**WHAT YOU HAVE TO DO**
Go through the records and copy each line where the word "JSON" occurs.

□ □ □ □

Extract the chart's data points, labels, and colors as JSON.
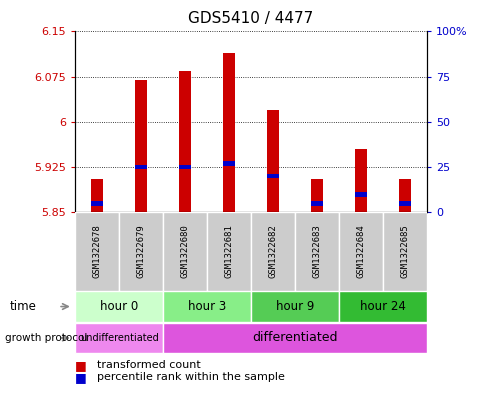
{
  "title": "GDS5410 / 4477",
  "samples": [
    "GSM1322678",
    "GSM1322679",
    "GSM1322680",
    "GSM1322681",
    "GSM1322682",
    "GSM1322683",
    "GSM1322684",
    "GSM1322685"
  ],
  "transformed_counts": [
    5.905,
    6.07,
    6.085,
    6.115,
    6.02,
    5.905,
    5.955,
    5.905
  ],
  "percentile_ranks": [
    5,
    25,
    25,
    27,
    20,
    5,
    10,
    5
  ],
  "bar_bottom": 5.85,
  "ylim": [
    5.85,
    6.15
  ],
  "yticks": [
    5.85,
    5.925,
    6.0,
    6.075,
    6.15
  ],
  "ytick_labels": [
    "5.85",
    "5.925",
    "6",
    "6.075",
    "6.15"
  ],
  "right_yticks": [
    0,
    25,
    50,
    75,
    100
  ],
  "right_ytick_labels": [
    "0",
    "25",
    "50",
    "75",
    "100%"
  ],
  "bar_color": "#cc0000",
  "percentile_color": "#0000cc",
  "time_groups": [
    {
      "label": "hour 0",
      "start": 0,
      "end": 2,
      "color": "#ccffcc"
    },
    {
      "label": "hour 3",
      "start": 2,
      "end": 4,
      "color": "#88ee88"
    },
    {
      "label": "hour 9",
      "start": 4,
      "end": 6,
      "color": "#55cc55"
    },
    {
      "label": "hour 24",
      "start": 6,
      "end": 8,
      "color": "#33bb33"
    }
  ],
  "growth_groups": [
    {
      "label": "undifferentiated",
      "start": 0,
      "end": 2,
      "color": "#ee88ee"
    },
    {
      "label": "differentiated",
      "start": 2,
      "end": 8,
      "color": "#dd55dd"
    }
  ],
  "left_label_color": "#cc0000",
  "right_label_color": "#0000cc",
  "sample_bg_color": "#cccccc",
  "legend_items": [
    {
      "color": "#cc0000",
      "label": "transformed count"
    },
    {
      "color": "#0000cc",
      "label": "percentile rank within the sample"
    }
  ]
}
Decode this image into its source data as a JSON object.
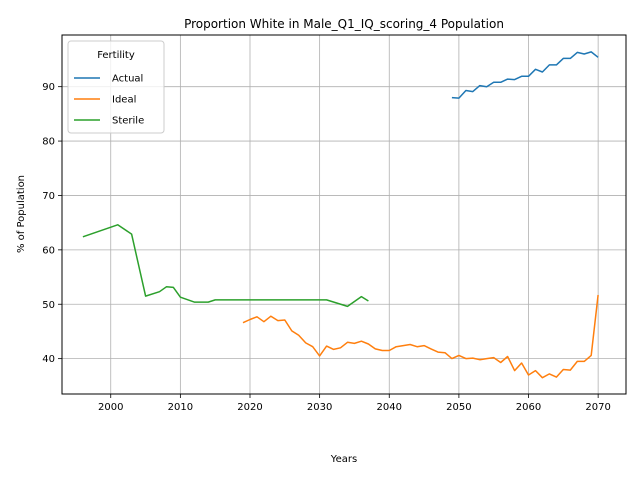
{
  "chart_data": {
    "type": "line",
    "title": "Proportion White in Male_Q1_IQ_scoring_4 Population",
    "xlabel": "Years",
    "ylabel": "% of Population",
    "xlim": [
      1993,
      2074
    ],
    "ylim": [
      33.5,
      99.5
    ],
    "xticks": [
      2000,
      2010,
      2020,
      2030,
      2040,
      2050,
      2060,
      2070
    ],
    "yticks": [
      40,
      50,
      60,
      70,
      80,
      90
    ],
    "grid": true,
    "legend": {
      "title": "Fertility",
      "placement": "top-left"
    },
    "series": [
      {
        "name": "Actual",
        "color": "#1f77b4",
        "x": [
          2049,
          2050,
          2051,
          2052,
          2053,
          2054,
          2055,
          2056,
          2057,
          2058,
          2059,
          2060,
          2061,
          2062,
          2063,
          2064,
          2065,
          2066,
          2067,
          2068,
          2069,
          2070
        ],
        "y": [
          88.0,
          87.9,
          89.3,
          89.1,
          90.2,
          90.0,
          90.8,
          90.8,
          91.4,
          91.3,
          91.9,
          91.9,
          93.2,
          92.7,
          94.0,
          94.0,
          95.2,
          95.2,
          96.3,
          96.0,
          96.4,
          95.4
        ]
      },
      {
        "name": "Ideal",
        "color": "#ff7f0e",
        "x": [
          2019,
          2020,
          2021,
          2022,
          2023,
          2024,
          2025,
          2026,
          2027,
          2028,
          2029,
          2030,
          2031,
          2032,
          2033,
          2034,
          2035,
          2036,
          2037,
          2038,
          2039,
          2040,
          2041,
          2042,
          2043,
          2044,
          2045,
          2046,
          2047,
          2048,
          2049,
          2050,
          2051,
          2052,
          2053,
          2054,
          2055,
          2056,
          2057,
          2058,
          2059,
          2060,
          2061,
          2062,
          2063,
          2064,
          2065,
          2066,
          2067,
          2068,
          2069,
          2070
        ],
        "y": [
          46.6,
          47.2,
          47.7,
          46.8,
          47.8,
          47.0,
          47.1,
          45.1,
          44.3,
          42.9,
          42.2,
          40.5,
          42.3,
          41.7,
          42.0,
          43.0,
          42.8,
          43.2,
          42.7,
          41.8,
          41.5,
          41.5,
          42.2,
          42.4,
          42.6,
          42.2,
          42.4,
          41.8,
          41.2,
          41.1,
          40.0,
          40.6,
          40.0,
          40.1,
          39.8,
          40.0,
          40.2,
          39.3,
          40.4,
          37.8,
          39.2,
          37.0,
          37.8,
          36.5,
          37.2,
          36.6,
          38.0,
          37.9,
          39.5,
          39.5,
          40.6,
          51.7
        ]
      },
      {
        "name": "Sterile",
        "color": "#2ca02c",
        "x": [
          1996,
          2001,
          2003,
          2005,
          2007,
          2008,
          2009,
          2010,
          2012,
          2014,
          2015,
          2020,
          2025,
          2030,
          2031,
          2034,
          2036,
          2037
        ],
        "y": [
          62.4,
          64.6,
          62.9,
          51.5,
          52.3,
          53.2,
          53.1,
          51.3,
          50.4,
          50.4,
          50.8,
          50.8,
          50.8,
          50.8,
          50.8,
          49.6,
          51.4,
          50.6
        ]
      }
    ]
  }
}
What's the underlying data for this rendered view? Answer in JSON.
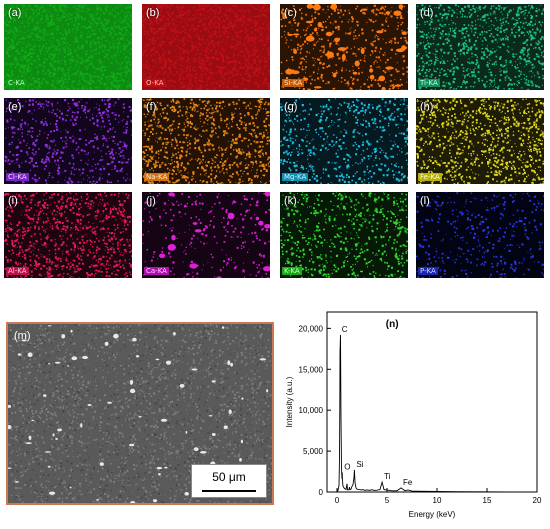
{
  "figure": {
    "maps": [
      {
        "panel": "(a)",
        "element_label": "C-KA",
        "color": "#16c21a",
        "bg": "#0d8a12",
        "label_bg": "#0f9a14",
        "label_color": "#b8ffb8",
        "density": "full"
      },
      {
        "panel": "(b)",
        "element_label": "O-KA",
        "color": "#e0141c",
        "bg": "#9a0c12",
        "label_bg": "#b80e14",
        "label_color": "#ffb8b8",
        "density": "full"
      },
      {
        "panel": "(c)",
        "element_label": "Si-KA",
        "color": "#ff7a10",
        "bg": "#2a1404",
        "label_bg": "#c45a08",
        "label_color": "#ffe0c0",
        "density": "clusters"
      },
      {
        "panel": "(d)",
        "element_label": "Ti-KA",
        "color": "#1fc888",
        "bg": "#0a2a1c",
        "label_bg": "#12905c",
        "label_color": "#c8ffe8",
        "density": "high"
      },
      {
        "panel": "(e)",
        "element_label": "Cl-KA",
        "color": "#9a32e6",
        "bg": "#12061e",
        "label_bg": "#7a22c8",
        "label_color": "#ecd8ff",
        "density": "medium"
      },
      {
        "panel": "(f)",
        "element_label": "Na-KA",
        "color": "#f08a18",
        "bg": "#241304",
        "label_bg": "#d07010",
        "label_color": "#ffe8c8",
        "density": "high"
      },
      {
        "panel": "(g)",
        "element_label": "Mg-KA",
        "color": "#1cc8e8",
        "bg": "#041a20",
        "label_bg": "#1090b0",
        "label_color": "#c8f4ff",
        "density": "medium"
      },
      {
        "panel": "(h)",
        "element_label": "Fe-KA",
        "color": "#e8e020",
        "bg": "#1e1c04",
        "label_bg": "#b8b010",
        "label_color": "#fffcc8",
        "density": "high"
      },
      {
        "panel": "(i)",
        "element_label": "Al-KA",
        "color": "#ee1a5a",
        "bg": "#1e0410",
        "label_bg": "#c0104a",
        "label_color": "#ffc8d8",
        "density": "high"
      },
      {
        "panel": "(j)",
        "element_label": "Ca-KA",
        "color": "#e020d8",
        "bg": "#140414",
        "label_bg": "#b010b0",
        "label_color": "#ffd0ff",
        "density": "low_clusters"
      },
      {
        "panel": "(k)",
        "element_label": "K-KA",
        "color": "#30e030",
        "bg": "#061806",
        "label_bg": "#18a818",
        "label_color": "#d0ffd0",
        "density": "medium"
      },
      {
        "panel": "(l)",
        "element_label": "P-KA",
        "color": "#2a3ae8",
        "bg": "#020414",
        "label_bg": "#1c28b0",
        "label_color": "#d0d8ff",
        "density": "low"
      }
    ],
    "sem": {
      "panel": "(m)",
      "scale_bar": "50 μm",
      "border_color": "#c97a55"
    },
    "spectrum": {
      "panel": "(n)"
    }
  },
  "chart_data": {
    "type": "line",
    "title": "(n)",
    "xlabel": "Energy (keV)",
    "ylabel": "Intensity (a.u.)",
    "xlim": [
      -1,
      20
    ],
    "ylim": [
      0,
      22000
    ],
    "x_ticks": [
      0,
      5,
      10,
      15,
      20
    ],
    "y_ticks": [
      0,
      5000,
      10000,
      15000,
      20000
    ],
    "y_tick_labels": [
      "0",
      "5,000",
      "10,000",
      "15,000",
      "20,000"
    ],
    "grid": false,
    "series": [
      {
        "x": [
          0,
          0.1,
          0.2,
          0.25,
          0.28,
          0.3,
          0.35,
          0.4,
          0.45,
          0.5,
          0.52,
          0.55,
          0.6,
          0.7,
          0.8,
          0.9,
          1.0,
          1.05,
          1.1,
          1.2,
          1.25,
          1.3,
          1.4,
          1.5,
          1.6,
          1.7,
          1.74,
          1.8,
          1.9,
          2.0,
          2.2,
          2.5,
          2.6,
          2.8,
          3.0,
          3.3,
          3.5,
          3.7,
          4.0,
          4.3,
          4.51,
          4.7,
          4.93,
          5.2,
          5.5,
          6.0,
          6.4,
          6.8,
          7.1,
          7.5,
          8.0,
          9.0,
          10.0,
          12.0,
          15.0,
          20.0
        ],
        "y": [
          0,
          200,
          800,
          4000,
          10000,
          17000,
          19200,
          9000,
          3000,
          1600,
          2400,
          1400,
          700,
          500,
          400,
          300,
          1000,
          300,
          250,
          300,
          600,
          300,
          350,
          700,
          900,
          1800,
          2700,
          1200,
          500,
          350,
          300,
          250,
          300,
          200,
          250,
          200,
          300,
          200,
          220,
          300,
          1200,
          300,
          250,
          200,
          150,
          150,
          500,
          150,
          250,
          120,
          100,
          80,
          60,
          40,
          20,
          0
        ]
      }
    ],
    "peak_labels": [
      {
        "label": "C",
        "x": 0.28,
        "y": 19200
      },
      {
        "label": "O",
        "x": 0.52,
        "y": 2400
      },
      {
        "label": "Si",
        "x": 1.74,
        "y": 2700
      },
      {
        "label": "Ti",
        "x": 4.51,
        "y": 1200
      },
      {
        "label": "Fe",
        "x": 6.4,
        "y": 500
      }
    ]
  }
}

□ □ □ □

**SOLUTION TO THIS PROBLEM**
Extract the chart's data points, labels, and colors as JSON.
Decode this image into its source data as a JSON object.
What's the underlying data for this rendered view? Answer in JSON.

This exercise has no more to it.